SHORT EXERCISE: Quote the whole listing word for word. Do not include the pictures.

DATA EXCERPTS:
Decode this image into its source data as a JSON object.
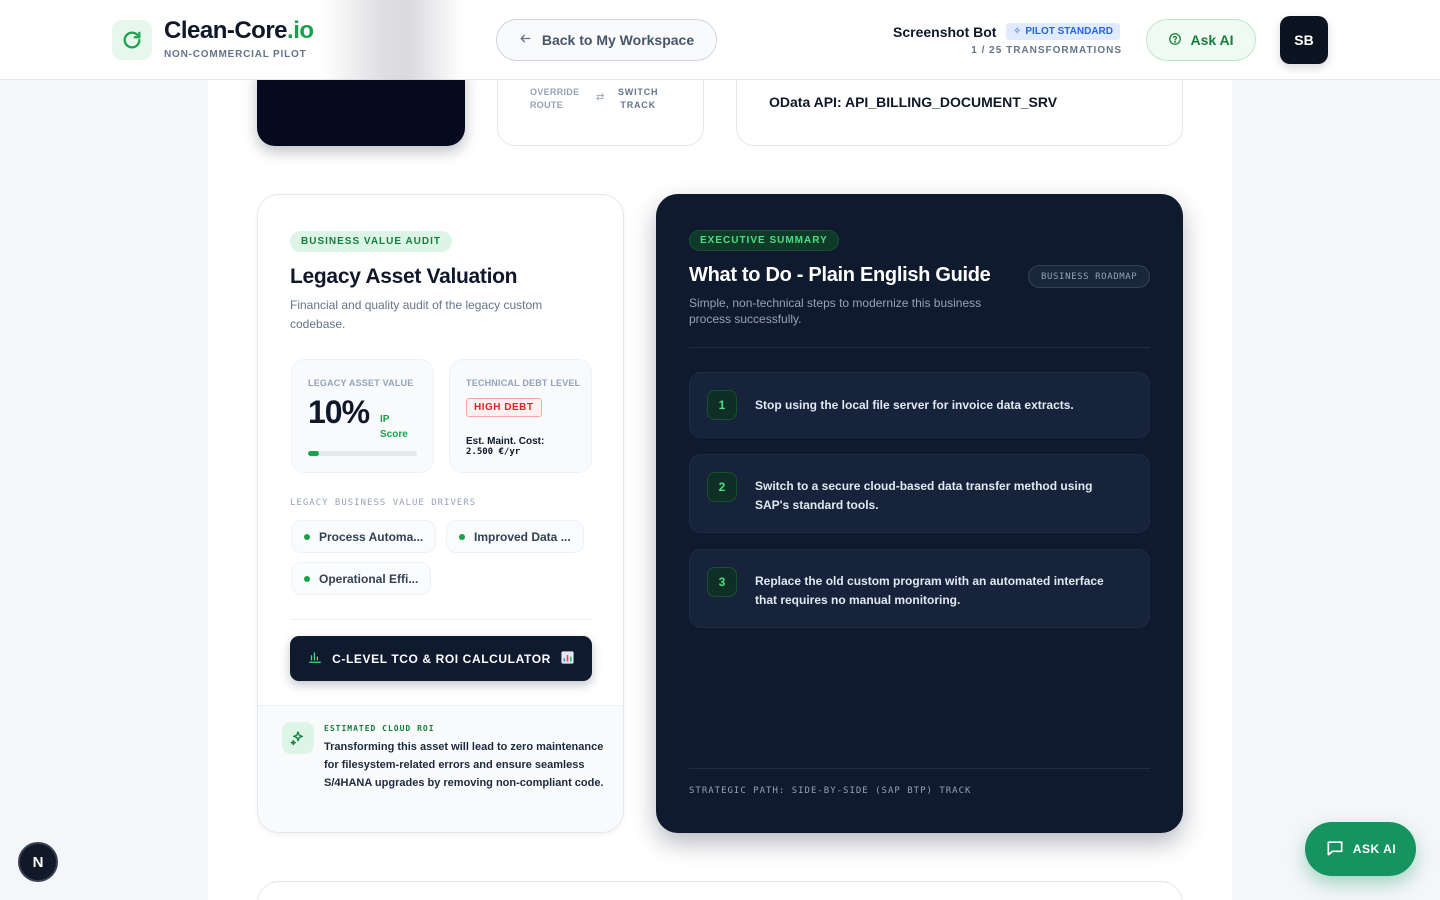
{
  "header": {
    "brand_name": "Clean-Core",
    "brand_tld": ".io",
    "brand_sub": "NON-COMMERCIAL PILOT",
    "back_label": "Back to My Workspace",
    "user_name": "Screenshot Bot",
    "plan_badge": "PILOT STANDARD",
    "transform_count": "1 / 25 TRANSFORMATIONS",
    "ask_ai_label": "Ask AI",
    "avatar_initials": "SB"
  },
  "top_cards": {
    "override_label_line1": "OVERRIDE",
    "override_label_line2": "ROUTE",
    "switch_line1": "SWITCH",
    "switch_line2": "TRACK",
    "target_value": "OData API: API_BILLING_DOCUMENT_SRV"
  },
  "valuation": {
    "tag": "BUSINESS VALUE AUDIT",
    "title": "Legacy Asset Valuation",
    "description": "Financial and quality audit of the legacy custom codebase.",
    "asset_value_label": "LEGACY ASSET VALUE",
    "asset_value": "10%",
    "ip_label": "IP",
    "score_label": "Score",
    "asset_value_fraction": 0.1,
    "debt_label": "TECHNICAL DEBT LEVEL",
    "debt_badge": "HIGH DEBT",
    "maint_label": "Est. Maint. Cost:",
    "maint_value": "2.500 €/yr",
    "drivers_label": "LEGACY BUSINESS VALUE DRIVERS",
    "drivers": [
      "Process Automa...",
      "Improved Data ...",
      "Operational Effi..."
    ],
    "roi_button": "C-LEVEL TCO & ROI CALCULATOR",
    "roi_footer_label": "ESTIMATED CLOUD ROI",
    "roi_footer_text": "Transforming this asset will lead to zero maintenance for filesystem-related errors and ensure seamless S/4HANA upgrades by removing non-compliant code."
  },
  "executive": {
    "tag": "EXECUTIVE SUMMARY",
    "title": "What to Do - Plain English Guide",
    "description": "Simple, non-technical steps to modernize this business process successfully.",
    "roadmap": "BUSINESS ROADMAP",
    "steps": [
      {
        "num": "1",
        "text": "Stop using the local file server for invoice data extracts."
      },
      {
        "num": "2",
        "text": "Switch to a secure cloud-based data transfer method using SAP's standard tools."
      },
      {
        "num": "3",
        "text": "Replace the old custom program with an automated interface that requires no manual monitoring."
      }
    ],
    "strategic_path": "STRATEGIC PATH: SIDE-BY-SIDE (SAP BTP) TRACK"
  },
  "floating": {
    "n_badge": "N",
    "fab_label": "ASK AI"
  },
  "colors": {
    "accent_green": "#16a34a",
    "navy": "#0f1a2e",
    "danger": "#dc2626"
  }
}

RESULT BELOW:
Decode this image into its source data as a JSON object.
{
  "header": {
    "brand_name": "Clean-Core",
    "brand_tld": ".io",
    "brand_sub": "NON-COMMERCIAL PILOT",
    "back_label": "Back to My Workspace",
    "user_name": "Screenshot Bot",
    "plan_badge": "PILOT STANDARD",
    "transform_count": "1 / 25 TRANSFORMATIONS",
    "ask_ai_label": "Ask AI",
    "avatar_initials": "SB"
  },
  "top_cards": {
    "override_label_line1": "OVERRIDE",
    "override_label_line2": "ROUTE",
    "switch_line1": "SWITCH",
    "switch_line2": "TRACK",
    "target_value": "OData API: API_BILLING_DOCUMENT_SRV"
  },
  "valuation": {
    "tag": "BUSINESS VALUE AUDIT",
    "title": "Legacy Asset Valuation",
    "description": "Financial and quality audit of the legacy custom codebase.",
    "asset_value_label": "LEGACY ASSET VALUE",
    "asset_value": "10%",
    "ip_label": "IP",
    "score_label": "Score",
    "asset_value_fraction": 0.1,
    "debt_label": "TECHNICAL DEBT LEVEL",
    "debt_badge": "HIGH DEBT",
    "maint_label": "Est. Maint. Cost:",
    "maint_value": "2.500 €/yr",
    "drivers_label": "LEGACY BUSINESS VALUE DRIVERS",
    "drivers": [
      "Process Automa...",
      "Improved Data ...",
      "Operational Effi..."
    ],
    "roi_button": "C-LEVEL TCO & ROI CALCULATOR",
    "roi_footer_label": "ESTIMATED CLOUD ROI",
    "roi_footer_text": "Transforming this asset will lead to zero maintenance for filesystem-related errors and ensure seamless S/4HANA upgrades by removing non-compliant code."
  },
  "executive": {
    "tag": "EXECUTIVE SUMMARY",
    "title": "What to Do - Plain English Guide",
    "description": "Simple, non-technical steps to modernize this business process successfully.",
    "roadmap": "BUSINESS ROADMAP",
    "steps": [
      {
        "num": "1",
        "text": "Stop using the local file server for invoice data extracts."
      },
      {
        "num": "2",
        "text": "Switch to a secure cloud-based data transfer method using SAP's standard tools."
      },
      {
        "num": "3",
        "text": "Replace the old custom program with an automated interface that requires no manual monitoring."
      }
    ],
    "strategic_path": "STRATEGIC PATH: SIDE-BY-SIDE (SAP BTP) TRACK"
  },
  "floating": {
    "n_badge": "N",
    "fab_label": "ASK AI"
  },
  "colors": {
    "accent_green": "#16a34a",
    "navy": "#0f1a2e",
    "danger": "#dc2626"
  }
}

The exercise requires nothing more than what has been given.